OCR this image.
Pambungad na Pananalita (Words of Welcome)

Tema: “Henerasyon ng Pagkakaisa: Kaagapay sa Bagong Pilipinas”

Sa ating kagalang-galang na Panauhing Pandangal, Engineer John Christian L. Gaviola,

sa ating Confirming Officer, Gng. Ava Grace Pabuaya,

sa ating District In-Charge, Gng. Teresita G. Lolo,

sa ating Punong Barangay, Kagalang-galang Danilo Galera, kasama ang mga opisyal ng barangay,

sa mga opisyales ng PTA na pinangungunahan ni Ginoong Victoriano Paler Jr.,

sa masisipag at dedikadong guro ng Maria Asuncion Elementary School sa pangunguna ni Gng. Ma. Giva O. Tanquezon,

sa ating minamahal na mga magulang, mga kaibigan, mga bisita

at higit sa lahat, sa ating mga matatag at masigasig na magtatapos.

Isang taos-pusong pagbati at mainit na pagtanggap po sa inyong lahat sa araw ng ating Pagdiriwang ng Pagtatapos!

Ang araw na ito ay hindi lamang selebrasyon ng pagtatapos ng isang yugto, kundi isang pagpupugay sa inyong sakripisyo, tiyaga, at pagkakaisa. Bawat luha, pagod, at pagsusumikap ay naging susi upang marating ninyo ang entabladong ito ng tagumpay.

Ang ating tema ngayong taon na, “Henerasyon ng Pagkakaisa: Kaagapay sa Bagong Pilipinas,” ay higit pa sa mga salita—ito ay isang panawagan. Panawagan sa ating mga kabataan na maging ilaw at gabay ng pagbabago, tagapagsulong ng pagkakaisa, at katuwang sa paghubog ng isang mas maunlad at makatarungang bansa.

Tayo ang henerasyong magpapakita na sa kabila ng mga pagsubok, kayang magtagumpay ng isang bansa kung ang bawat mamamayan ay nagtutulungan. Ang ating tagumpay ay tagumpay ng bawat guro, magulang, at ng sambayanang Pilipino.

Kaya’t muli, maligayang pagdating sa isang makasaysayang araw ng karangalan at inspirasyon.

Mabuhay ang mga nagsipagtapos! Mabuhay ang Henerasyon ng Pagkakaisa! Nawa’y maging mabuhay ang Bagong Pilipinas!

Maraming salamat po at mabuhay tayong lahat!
==*==
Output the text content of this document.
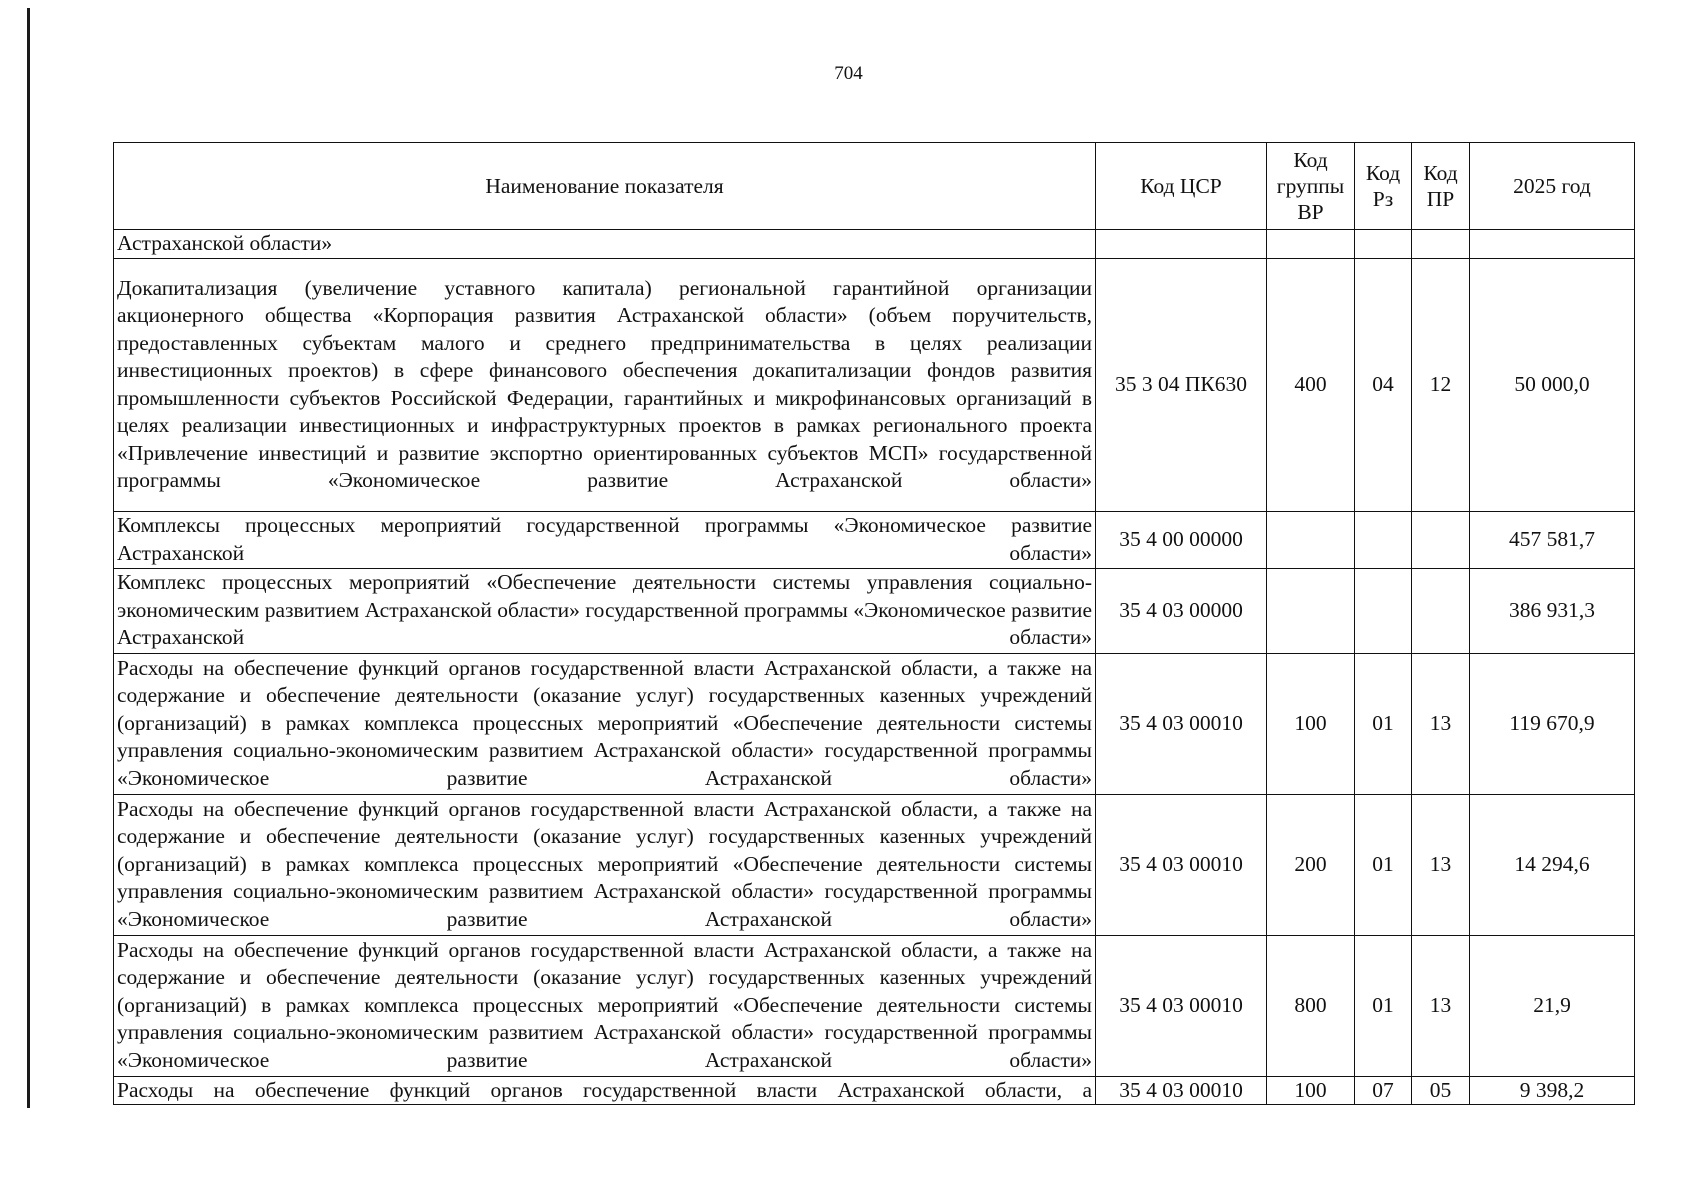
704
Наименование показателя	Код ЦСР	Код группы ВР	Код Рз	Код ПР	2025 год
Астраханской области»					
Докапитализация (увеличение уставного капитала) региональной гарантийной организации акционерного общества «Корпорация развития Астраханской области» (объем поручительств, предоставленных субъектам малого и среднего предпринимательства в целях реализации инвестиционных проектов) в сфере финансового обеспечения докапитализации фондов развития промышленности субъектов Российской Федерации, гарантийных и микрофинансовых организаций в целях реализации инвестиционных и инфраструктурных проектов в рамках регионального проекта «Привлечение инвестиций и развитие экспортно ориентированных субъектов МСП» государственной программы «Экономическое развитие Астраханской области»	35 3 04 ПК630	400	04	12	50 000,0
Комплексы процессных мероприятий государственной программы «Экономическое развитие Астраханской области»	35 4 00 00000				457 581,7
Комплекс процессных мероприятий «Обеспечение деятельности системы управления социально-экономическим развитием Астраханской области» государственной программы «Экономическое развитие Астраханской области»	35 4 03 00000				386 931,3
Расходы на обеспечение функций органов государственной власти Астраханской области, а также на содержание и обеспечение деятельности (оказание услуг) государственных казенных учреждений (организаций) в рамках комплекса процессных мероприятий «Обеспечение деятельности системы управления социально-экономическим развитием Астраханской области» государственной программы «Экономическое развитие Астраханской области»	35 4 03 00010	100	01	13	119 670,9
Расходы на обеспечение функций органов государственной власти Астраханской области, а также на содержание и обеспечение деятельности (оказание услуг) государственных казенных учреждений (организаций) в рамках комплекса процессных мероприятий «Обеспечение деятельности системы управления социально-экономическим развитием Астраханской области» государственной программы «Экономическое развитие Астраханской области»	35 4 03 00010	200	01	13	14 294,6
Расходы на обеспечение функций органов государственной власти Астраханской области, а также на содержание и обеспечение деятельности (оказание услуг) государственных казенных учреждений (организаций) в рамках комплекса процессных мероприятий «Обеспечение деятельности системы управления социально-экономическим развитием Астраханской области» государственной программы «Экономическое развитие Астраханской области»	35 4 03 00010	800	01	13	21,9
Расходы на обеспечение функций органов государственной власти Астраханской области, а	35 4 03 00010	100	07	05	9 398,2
==*==
§ GOAL OF THE EXERCISE: Where a line of the records above holds the word "мероприятий", copy that line.

§ EXERCISE RESULT:
Комплексы процессных мероприятий государственной программы «Экономическое развитие Астраханской области»	35 4 00 00000				457 581,7
Комплекс процессных мероприятий «Обеспечение деятельности системы управления социально-экономическим развитием Астраханской области» государственной программы «Экономическое развитие Астраханской области»	35 4 03 00000				386 931,3
Расходы на обеспечение функций органов государственной власти Астраханской области, а также на содержание и обеспечение деятельности (оказание услуг) государственных казенных учреждений (организаций) в рамках комплекса процессных мероприятий «Обеспечение деятельности системы управления социально-экономическим развитием Астраханской области» государственной программы «Экономическое развитие Астраханской области»	35 4 03 00010	100	01	13	119 670,9
Расходы на обеспечение функций органов государственной власти Астраханской области, а также на содержание и обеспечение деятельности (оказание услуг) государственных казенных учреждений (организаций) в рамках комплекса процессных мероприятий «Обеспечение деятельности системы управления социально-экономическим развитием Астраханской области» государственной программы «Экономическое развитие Астраханской области»	35 4 03 00010	200	01	13	14 294,6
Расходы на обеспечение функций органов государственной власти Астраханской области, а также на содержание и обеспечение деятельности (оказание услуг) государственных казенных учреждений (организаций) в рамках комплекса процессных мероприятий «Обеспечение деятельности системы управления социально-экономическим развитием Астраханской области» государственной программы «Экономическое развитие Астраханской области»	35 4 03 00010	800	01	13	21,9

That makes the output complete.